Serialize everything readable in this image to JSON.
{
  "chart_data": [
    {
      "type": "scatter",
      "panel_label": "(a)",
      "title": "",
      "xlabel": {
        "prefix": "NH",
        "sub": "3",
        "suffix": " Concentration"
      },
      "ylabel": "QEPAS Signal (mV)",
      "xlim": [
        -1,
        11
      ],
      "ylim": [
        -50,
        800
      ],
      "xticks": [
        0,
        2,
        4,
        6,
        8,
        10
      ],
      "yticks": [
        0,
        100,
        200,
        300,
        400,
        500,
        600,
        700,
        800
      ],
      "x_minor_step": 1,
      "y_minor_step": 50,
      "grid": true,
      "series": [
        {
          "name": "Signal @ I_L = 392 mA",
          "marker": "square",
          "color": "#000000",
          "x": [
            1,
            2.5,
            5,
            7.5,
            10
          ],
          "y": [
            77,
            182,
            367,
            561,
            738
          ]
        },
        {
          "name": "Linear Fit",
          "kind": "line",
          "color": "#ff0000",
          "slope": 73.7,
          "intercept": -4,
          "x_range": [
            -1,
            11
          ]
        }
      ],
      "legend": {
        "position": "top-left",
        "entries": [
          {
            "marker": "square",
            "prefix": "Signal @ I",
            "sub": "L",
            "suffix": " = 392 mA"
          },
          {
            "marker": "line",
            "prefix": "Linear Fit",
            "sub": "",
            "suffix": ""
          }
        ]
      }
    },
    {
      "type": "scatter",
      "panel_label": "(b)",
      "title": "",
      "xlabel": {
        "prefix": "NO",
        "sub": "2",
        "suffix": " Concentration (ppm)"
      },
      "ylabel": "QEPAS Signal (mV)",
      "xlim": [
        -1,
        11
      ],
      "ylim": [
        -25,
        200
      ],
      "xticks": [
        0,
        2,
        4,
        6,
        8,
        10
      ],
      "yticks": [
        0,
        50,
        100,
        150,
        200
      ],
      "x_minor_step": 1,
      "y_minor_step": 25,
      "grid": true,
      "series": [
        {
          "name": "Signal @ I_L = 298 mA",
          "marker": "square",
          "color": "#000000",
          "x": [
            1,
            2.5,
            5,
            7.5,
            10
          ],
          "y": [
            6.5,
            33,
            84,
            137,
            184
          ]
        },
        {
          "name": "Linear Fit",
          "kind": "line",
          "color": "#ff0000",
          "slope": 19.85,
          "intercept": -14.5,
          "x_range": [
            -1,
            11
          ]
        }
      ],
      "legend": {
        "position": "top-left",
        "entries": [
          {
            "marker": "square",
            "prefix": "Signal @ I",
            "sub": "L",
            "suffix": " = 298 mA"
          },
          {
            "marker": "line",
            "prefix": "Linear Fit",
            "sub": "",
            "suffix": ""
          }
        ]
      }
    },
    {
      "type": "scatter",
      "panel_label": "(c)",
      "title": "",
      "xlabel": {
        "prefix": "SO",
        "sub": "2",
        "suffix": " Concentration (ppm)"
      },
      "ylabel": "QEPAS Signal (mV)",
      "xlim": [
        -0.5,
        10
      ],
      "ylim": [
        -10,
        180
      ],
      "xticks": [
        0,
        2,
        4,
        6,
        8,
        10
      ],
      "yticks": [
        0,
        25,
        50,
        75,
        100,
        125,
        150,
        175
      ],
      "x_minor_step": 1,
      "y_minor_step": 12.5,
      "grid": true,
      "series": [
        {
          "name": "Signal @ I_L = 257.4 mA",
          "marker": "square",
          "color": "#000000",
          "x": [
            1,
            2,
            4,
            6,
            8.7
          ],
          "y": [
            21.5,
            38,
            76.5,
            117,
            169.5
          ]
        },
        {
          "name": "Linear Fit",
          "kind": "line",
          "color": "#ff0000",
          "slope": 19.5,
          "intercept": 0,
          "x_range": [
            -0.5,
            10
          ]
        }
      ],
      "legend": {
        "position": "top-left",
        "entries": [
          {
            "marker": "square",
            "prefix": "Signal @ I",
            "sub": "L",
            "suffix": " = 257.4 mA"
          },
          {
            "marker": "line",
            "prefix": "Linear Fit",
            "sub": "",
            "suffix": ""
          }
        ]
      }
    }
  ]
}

******

- _Required work_
Extract every record and return it verbatim.

- _Answer to the problem_
Serialize everything readable in this image to JSON.
{
  "chart_data": [
    {
      "type": "scatter",
      "panel_label": "(a)",
      "title": "",
      "xlabel": {
        "prefix": "NH",
        "sub": "3",
        "suffix": " Concentration"
      },
      "ylabel": "QEPAS Signal (mV)",
      "xlim": [
        -1,
        11
      ],
      "ylim": [
        -50,
        800
      ],
      "xticks": [
        0,
        2,
        4,
        6,
        8,
        10
      ],
      "yticks": [
        0,
        100,
        200,
        300,
        400,
        500,
        600,
        700,
        800
      ],
      "x_minor_step": 1,
      "y_minor_step": 50,
      "grid": true,
      "series": [
        {
          "name": "Signal @ I_L = 392 mA",
          "marker": "square",
          "color": "#000000",
          "x": [
            1,
            2.5,
            5,
            7.5,
            10
          ],
          "y": [
            77,
            182,
            367,
            561,
            738
          ]
        },
        {
          "name": "Linear Fit",
          "kind": "line",
          "color": "#ff0000",
          "slope": 73.7,
          "intercept": -4,
          "x_range": [
            -1,
            11
          ]
        }
      ],
      "legend": {
        "position": "top-left",
        "entries": [
          {
            "marker": "square",
            "prefix": "Signal @ I",
            "sub": "L",
            "suffix": " = 392 mA"
          },
          {
            "marker": "line",
            "prefix": "Linear Fit",
            "sub": "",
            "suffix": ""
          }
        ]
      }
    },
    {
      "type": "scatter",
      "panel_label": "(b)",
      "title": "",
      "xlabel": {
        "prefix": "NO",
        "sub": "2",
        "suffix": " Concentration (ppm)"
      },
      "ylabel": "QEPAS Signal (mV)",
      "xlim": [
        -1,
        11
      ],
      "ylim": [
        -25,
        200
      ],
      "xticks": [
        0,
        2,
        4,
        6,
        8,
        10
      ],
      "yticks": [
        0,
        50,
        100,
        150,
        200
      ],
      "x_minor_step": 1,
      "y_minor_step": 25,
      "grid": true,
      "series": [
        {
          "name": "Signal @ I_L = 298 mA",
          "marker": "square",
          "color": "#000000",
          "x": [
            1,
            2.5,
            5,
            7.5,
            10
          ],
          "y": [
            6.5,
            33,
            84,
            137,
            184
          ]
        },
        {
          "name": "Linear Fit",
          "kind": "line",
          "color": "#ff0000",
          "slope": 19.85,
          "intercept": -14.5,
          "x_range": [
            -1,
            11
          ]
        }
      ],
      "legend": {
        "position": "top-left",
        "entries": [
          {
            "marker": "square",
            "prefix": "Signal @ I",
            "sub": "L",
            "suffix": " = 298 mA"
          },
          {
            "marker": "line",
            "prefix": "Linear Fit",
            "sub": "",
            "suffix": ""
          }
        ]
      }
    },
    {
      "type": "scatter",
      "panel_label": "(c)",
      "title": "",
      "xlabel": {
        "prefix": "SO",
        "sub": "2",
        "suffix": " Concentration (ppm)"
      },
      "ylabel": "QEPAS Signal (mV)",
      "xlim": [
        -0.5,
        10
      ],
      "ylim": [
        -10,
        180
      ],
      "xticks": [
        0,
        2,
        4,
        6,
        8,
        10
      ],
      "yticks": [
        0,
        25,
        50,
        75,
        100,
        125,
        150,
        175
      ],
      "x_minor_step": 1,
      "y_minor_step": 12.5,
      "grid": true,
      "series": [
        {
          "name": "Signal @ I_L = 257.4 mA",
          "marker": "square",
          "color": "#000000",
          "x": [
            1,
            2,
            4,
            6,
            8.7
          ],
          "y": [
            21.5,
            38,
            76.5,
            117,
            169.5
          ]
        },
        {
          "name": "Linear Fit",
          "kind": "line",
          "color": "#ff0000",
          "slope": 19.5,
          "intercept": 0,
          "x_range": [
            -0.5,
            10
          ]
        }
      ],
      "legend": {
        "position": "top-left",
        "entries": [
          {
            "marker": "square",
            "prefix": "Signal @ I",
            "sub": "L",
            "suffix": " = 257.4 mA"
          },
          {
            "marker": "line",
            "prefix": "Linear Fit",
            "sub": "",
            "suffix": ""
          }
        ]
      }
    }
  ]
}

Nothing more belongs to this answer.